Educare alla Legalità

Giancarlo Caselli, Procuratore Generale di Torino, al "Tempietto"

la platea L´ Istituto don Bosco di San Pier d'Arena, presso il proprio Centro Culturale "II Tempietto" in occasione della festa del don Bosco, ha offerto ai sampierdarenesi, nel recente 16 gennaio, un incontro con un personaggio veramente straordinario: il Procuratore Capo della Repubblica di Torino, Gian Carlo Caselli, votato all'unanimità dal Consiglio Superiore della Magistratura il 30 aprile 2008. (ex allievo dei Salesiani: conseguì la maturità presso il liceo Salesiano di Valsalice a Torino).

L'argomento, "Educare alla Legalità" è stato affrontato dall'autorevole magistrato, - di diritto penale - che in modo chiaro, diretto e senza mezzi termini si è espresso per oltre due ore sui temi:giustizia e legalità. Ha esordito con la Giustizia italiana, definendola non funzionante in quanto patologica; evidenziando, tra l'altro, come il nostro Paese sia l'unico al mondo ad avere tre gradi di giudizio - che a volte arrivano, tra l'andare avanti e indietro, anche a sei -.Per non parlare poi, dei nostri processi che hanno intollerabili lungaggini, anche di sette anni: pure questo è un fenomeno unicamente italiano, (in altri paesi i tempi sono assai diversi, da due mesi al massimo di due anni per emettere la sentenza). Le ragioni dei tempi interminabili, ha detto, sono varie, ma soprattutto a causa di un'insufficienza di cancellieri e segretari: inferiori, all'organico, del 15-30%. Questa situazione obbliga ogni magistrato a ridurre il numero dei processi: non possono essere più di due o tré la settimana, anziché cinque o sei. Poi ha parlato di carceri, strapiene, evidenziando che, annualmente entrano in carcere ottantamila persone e assurdamente n'escono settantottomila, ciò, ha spiegato, a causa delle detenzioni troppo brevi: i magistrati devono emettere la sentenza con la relativa condanna che, se inferiore ai tre anni consente, grazie ad una legge, una rapida scarcerazione - ragione delle cifre sopra riportate -. Inoltre, in merito alla repressione si è espresso così: "È assolutamente indispensabile e doverosa ma dovrebbe essere anche un'adeguata prevenzione"

Ed ha riferito che un buon esempio di prevenzione sono i terreni confiscati alla mafia, oggi gestiti da molte cooperative: danno lavoro, futuro e dignità a tanti giovani. Ma ha ricordato anche, quanto utile e necessario, sia soprattutto, il rispetto delle regole.

Per questo, l'invito a leggere, o a rileggere, le norme contenute nell'articolo 3 della Costituzione è stato ribadito "le regole acquistano una dimensione diversa col tracciato sull'articolo 3. Questa legge, molto valida, contiene una democrazia emancipante che prevede il diritto di votare ma non solo, riporta norme per tutti - stranieri, anziani, minori..." -. "L'osservanza di questi principi - ha aggiunto - è indispensabile per abbattere la corruzione che porta ad un impoverimento sociale, maggiormente rappresentato dalla mafia che, produce anche un grande impoverimento economico"

# INSIEME DI DATI:
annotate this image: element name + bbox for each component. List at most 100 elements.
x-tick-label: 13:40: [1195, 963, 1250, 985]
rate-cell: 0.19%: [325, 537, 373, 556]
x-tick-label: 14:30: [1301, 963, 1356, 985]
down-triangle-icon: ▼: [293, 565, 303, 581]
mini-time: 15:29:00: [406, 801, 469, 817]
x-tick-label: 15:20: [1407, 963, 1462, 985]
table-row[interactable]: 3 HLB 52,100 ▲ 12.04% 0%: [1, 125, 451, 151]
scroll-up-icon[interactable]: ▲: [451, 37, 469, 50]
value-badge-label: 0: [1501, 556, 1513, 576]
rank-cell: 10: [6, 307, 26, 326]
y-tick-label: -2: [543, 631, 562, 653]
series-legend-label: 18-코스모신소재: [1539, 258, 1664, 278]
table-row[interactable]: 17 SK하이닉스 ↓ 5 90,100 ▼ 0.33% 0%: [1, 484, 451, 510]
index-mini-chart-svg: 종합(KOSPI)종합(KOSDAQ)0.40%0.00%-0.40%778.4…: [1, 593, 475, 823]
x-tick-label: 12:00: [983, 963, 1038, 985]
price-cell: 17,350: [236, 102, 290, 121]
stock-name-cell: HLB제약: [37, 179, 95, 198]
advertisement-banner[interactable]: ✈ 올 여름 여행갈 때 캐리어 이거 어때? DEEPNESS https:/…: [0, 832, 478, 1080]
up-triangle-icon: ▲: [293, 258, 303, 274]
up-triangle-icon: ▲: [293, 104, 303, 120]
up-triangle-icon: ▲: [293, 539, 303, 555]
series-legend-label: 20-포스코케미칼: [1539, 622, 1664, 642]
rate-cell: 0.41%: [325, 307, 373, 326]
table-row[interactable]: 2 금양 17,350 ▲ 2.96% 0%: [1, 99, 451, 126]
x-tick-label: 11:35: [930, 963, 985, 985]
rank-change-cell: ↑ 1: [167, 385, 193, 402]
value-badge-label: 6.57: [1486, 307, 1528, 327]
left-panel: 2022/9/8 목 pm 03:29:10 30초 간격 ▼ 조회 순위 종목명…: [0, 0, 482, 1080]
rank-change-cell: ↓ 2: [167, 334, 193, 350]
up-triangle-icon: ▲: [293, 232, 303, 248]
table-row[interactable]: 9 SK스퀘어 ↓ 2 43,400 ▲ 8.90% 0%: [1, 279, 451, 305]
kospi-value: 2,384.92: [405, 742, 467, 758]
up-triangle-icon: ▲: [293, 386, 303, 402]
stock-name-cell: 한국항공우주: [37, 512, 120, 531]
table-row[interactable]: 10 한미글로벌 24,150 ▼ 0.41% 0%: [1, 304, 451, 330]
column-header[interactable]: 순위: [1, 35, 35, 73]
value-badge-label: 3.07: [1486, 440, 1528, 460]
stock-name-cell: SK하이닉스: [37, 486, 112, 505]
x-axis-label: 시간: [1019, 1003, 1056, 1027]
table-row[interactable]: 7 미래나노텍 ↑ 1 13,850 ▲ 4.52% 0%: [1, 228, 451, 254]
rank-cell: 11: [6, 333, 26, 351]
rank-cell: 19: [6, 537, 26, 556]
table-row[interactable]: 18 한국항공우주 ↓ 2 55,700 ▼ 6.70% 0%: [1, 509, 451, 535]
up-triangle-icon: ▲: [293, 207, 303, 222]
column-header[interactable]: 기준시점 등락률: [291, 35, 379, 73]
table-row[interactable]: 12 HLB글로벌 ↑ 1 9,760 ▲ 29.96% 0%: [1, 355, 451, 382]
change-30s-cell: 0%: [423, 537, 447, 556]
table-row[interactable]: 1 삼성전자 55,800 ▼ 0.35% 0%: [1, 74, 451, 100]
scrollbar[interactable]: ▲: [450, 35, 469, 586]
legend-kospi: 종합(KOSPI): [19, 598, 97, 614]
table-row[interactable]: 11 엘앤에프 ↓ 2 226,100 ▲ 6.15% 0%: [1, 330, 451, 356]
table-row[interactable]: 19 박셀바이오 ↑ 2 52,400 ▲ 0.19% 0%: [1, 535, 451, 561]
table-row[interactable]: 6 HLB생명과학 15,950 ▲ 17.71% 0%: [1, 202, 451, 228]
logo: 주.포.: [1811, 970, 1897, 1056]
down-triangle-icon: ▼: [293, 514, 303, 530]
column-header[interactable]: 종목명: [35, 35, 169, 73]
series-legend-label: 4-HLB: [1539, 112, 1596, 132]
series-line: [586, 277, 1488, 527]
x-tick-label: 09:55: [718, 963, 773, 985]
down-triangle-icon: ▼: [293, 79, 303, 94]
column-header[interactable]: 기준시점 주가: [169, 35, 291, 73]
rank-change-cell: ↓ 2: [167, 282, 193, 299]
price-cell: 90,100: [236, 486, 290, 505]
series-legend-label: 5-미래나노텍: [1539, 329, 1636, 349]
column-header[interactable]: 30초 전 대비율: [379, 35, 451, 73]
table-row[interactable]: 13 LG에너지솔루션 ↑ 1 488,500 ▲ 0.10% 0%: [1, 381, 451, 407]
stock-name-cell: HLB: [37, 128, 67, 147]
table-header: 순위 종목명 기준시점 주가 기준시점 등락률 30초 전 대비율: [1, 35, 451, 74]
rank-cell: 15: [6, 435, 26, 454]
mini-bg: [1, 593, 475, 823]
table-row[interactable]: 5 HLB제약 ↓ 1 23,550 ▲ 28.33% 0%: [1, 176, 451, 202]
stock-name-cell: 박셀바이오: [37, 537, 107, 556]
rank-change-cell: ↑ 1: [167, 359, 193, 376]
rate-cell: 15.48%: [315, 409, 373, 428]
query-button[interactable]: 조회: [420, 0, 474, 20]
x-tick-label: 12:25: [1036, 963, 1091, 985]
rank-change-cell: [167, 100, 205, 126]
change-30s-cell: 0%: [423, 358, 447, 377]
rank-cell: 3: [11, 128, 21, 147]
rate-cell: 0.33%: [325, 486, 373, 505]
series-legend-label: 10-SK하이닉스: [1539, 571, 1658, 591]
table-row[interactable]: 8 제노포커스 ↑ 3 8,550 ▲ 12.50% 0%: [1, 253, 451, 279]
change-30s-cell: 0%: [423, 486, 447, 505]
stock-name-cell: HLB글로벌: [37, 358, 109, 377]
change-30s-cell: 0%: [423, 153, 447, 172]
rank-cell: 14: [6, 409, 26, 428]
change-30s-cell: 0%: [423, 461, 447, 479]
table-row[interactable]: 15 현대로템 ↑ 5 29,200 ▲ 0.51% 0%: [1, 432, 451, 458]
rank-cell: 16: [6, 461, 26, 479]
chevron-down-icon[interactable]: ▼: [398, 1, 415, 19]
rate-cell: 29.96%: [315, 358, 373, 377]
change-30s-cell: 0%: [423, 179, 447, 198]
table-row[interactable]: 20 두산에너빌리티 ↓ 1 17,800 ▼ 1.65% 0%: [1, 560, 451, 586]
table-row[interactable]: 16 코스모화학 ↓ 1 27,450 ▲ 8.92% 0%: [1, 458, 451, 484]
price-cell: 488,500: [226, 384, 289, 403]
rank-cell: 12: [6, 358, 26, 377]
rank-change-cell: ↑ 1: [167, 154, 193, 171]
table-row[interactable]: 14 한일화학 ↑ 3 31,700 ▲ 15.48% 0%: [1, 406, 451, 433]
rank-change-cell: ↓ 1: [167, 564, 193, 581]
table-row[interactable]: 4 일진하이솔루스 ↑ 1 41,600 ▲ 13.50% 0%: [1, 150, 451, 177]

# CONSEGNA:
Riduci a un breve elenco puntato il paragrafo del testo sull'educazione alla legalità che inizia con «Per questo, l'invito a leggere», senza perderne i fatti principali.

# SOLUZIONE:
- Caselli ha ribadito l'invito a leggere o rileggere le norme dell'articolo 3 della Costituzione.
- Secondo lui, con l'articolo 3 le regole acquistano una dimensione diversa.
- L'articolo contiene una democrazia emancipante. Prevede il diritto di voto e anche norme per tutti: stranieri, anziani e minori.
- Osservare questi principi è indispensabile per abbattere la corruzione.
- La corruzione porta a un impoverimento sociale, rappresentato soprattutto dalla mafia.
- La mafia produce anche un grande impoverimento economico.